Problem description - Give the number of lines containing the word "document", and nothing else.

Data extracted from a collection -
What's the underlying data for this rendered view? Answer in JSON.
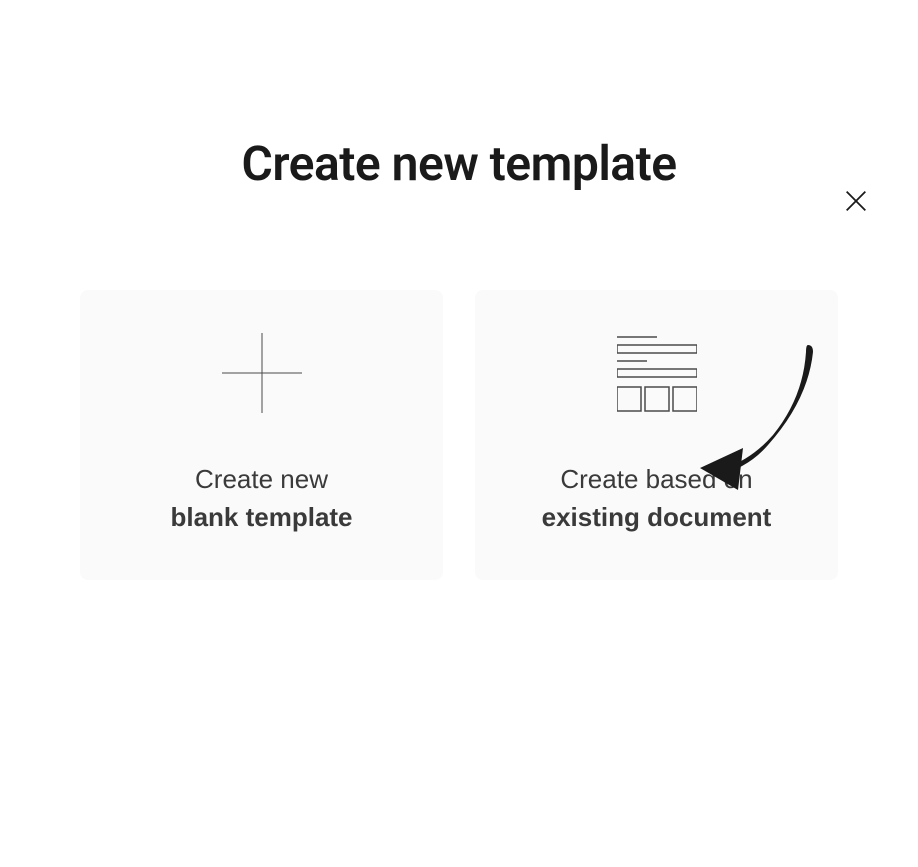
{
  "modal": {
    "title": "Create new template",
    "close_icon": "close-icon"
  },
  "options": {
    "blank": {
      "line1": "Create new",
      "line2": "blank template",
      "icon": "plus-icon"
    },
    "existing": {
      "line1": "Create based on",
      "line2": "existing document",
      "icon": "document-layout-icon"
    }
  }
}
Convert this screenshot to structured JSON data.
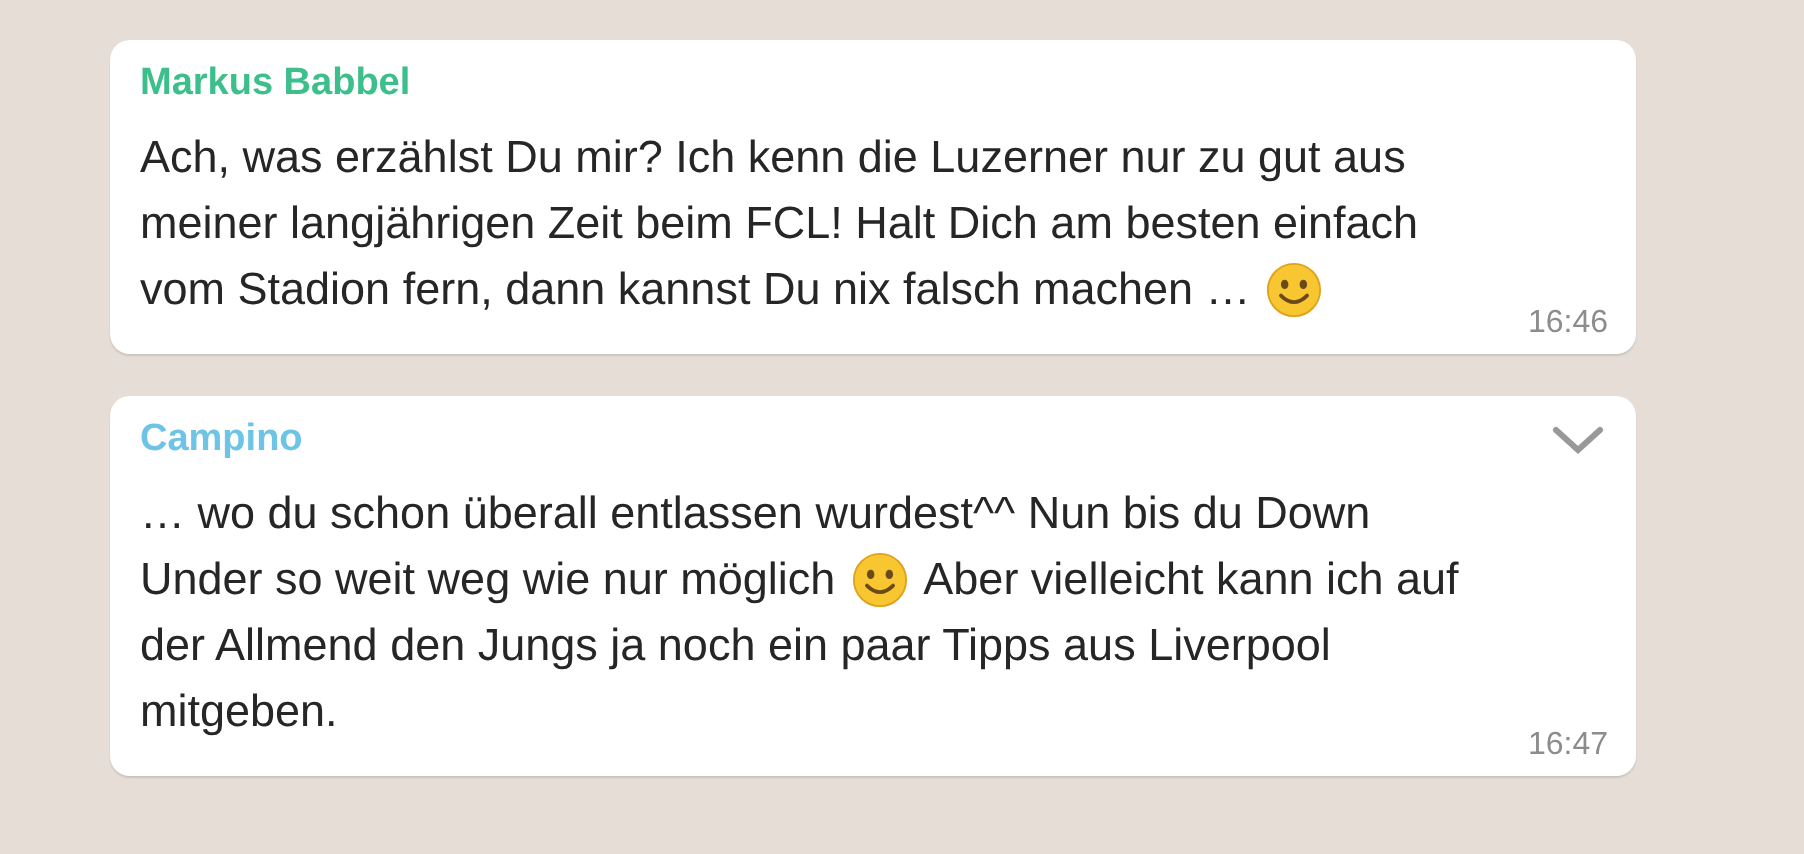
{
  "messages": [
    {
      "sender": "Markus Babbel",
      "color": "#3dbf8c",
      "menu_visible": false,
      "time": "16:46",
      "lines": [
        [
          {
            "kind": "text",
            "text": "Ach, was erzählst Du mir? Ich kenn die Luzerner nur zu gut aus"
          }
        ],
        [
          {
            "kind": "text",
            "text": "meiner langjährigen Zeit beim FCL! Halt Dich am besten einfach"
          }
        ],
        [
          {
            "kind": "text",
            "text": "vom Stadion fern, dann kannst Du nix falsch machen …"
          },
          {
            "kind": "emoji"
          }
        ]
      ]
    },
    {
      "sender": "Campino",
      "color": "#6ec4e6",
      "menu_visible": true,
      "time": "16:47",
      "lines": [
        [
          {
            "kind": "text",
            "text": "… wo du schon überall entlassen wurdest^^ Nun bis du Down"
          }
        ],
        [
          {
            "kind": "text",
            "text": "Under so weit weg wie nur möglich"
          },
          {
            "kind": "emoji"
          },
          {
            "kind": "text",
            "text": "Aber vielleicht kann ich auf"
          }
        ],
        [
          {
            "kind": "text",
            "text": "der Allmend den Jungs ja noch ein paar Tipps aus Liverpool"
          }
        ],
        [
          {
            "kind": "text",
            "text": "mitgeben."
          }
        ]
      ]
    }
  ]
}
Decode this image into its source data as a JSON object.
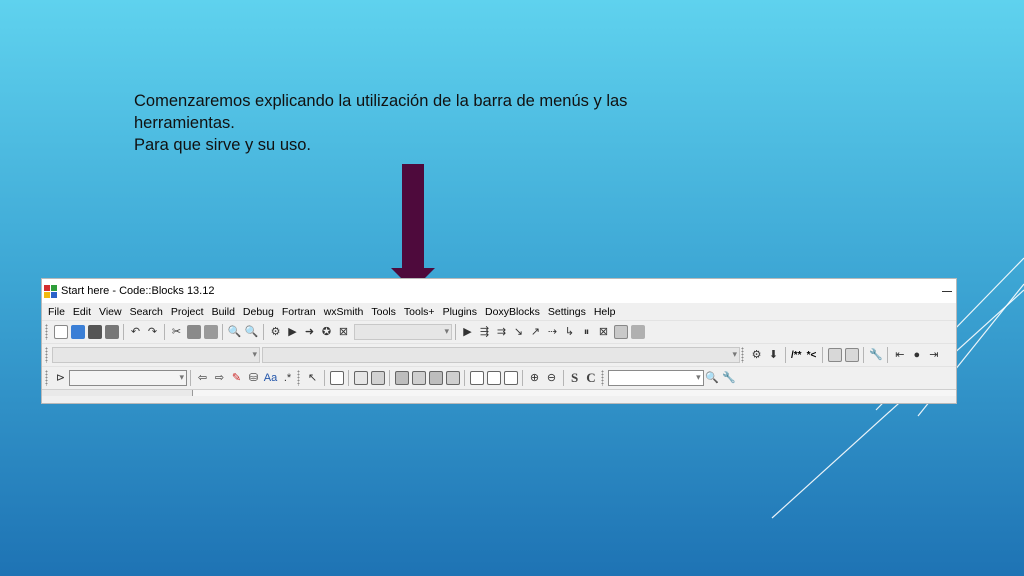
{
  "caption": {
    "line1": "Comenzaremos explicando la utilización de la barra de menús y las",
    "line2": "herramientas.",
    "line3": "Para que sirve y su uso."
  },
  "colors": {
    "arrow": "#4e0a3c",
    "background_top": "#5fd2ee",
    "background_bottom": "#1e73b4"
  },
  "window": {
    "title": "Start here - Code::Blocks 13.12",
    "menus": [
      "File",
      "Edit",
      "View",
      "Search",
      "Project",
      "Build",
      "Debug",
      "Fortran",
      "wxSmith",
      "Tools",
      "Tools+",
      "Plugins",
      "DoxyBlocks",
      "Settings",
      "Help"
    ]
  },
  "toolbar": {
    "doxy_comment_block": "/**",
    "doxy_line_comment": "*<",
    "regex_s": "S",
    "regex_c": "C"
  }
}
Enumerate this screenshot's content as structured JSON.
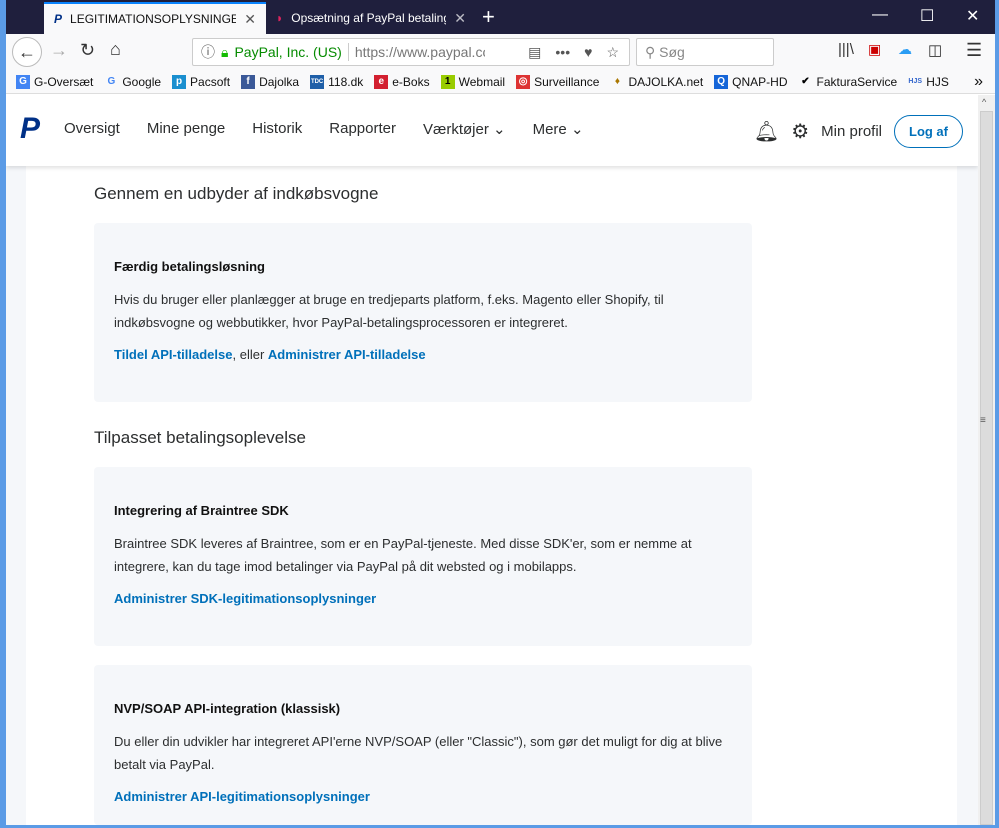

Result for this exercise - 2